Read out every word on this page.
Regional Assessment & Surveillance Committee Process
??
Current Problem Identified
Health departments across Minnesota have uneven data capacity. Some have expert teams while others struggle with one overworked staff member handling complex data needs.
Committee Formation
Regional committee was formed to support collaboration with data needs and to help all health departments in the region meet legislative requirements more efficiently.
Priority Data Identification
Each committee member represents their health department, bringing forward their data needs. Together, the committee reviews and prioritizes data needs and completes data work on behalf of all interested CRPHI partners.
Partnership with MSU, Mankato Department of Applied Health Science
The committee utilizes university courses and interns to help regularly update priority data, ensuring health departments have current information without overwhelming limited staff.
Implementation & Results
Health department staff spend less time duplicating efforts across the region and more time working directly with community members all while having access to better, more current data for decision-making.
▬▬▬▬▬▬
## YOUR GOAL:
Repeat each record exactly, leaving nothing out.

## EXERCISE ANSWER:
Read out every word on this page.
Regional Assessment & Surveillance Committee Process
??
Current Problem Identified
Health departments across Minnesota have uneven data capacity. Some have expert teams while others struggle with one overworked staff member handling complex data needs.
Committee Formation
Regional committee was formed to support collaboration with data needs and to help all health departments in the region meet legislative requirements more efficiently.
Priority Data Identification
Each committee member represents their health department, bringing forward their data needs. Together, the committee reviews and prioritizes data needs and completes data work on behalf of all interested CRPHI partners.
Partnership with MSU, Mankato Department of Applied Health Science
The committee utilizes university courses and interns to help regularly update priority data, ensuring health departments have current information without overwhelming limited staff.
Implementation & Results
Health department staff spend less time duplicating efforts across the region and more time working directly with community members all while having access to better, more current data for decision-making.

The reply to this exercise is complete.